— START OF MATERIAL PROVIDED —

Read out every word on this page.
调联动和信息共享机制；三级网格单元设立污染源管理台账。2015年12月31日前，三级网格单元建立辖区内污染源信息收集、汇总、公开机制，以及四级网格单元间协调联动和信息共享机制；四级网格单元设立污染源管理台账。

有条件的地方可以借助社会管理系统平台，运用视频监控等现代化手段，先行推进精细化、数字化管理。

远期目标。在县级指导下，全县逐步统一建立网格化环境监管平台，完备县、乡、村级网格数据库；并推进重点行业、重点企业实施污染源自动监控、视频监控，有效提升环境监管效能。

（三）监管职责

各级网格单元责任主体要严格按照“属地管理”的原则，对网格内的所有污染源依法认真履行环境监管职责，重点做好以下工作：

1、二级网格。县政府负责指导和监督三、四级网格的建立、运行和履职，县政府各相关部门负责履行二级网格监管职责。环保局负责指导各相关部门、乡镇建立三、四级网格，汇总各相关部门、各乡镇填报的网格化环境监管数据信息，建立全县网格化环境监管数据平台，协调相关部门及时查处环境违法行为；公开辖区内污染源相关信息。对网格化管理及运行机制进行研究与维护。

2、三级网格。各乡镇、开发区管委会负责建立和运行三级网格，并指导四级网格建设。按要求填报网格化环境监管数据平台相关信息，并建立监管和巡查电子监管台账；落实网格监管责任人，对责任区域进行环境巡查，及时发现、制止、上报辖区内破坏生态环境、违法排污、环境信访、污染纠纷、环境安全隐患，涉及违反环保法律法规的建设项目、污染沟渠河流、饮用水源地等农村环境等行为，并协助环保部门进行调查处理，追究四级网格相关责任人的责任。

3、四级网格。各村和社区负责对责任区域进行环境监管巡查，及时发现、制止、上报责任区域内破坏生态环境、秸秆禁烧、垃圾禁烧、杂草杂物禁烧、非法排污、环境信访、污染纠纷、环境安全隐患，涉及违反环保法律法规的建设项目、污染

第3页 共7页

— END OF MATERIAL PROVIDED —

» **EXERCISE**: Repeat the records above exactly, leaving none out.

» **ANSWER TO THE TASK**:
Read out every word on this page.
调联动和信息共享机制；三级网格单元设立污染源管理台账。2015年12月31日前，三级网格单元建立辖区内污染源信息收集、汇总、公开机制，以及四级网格单元间协调联动和信息共享机制；四级网格单元设立污染源管理台账。

有条件的地方可以借助社会管理系统平台，运用视频监控等现代化手段，先行推进精细化、数字化管理。

远期目标。在县级指导下，全县逐步统一建立网格化环境监管平台，完备县、乡、村级网格数据库；并推进重点行业、重点企业实施污染源自动监控、视频监控，有效提升环境监管效能。

（三）监管职责

各级网格单元责任主体要严格按照“属地管理”的原则，对网格内的所有污染源依法认真履行环境监管职责，重点做好以下工作：

1、二级网格。县政府负责指导和监督三、四级网格的建立、运行和履职，县政府各相关部门负责履行二级网格监管职责。环保局负责指导各相关部门、乡镇建立三、四级网格，汇总各相关部门、各乡镇填报的网格化环境监管数据信息，建立全县网格化环境监管数据平台，协调相关部门及时查处环境违法行为；公开辖区内污染源相关信息。对网格化管理及运行机制进行研究与维护。

2、三级网格。各乡镇、开发区管委会负责建立和运行三级网格，并指导四级网格建设。按要求填报网格化环境监管数据平台相关信息，并建立监管和巡查电子监管台账；落实网格监管责任人，对责任区域进行环境巡查，及时发现、制止、上报辖区内破坏生态环境、违法排污、环境信访、污染纠纷、环境安全隐患，涉及违反环保法律法规的建设项目、污染沟渠河流、饮用水源地等农村环境等行为，并协助环保部门进行调查处理，追究四级网格相关责任人的责任。

3、四级网格。各村和社区负责对责任区域进行环境监管巡查，及时发现、制止、上报责任区域内破坏生态环境、秸秆禁烧、垃圾禁烧、杂草杂物禁烧、非法排污、环境信访、污染纠纷、环境安全隐患，涉及违反环保法律法规的建设项目、污染

第3页 共7页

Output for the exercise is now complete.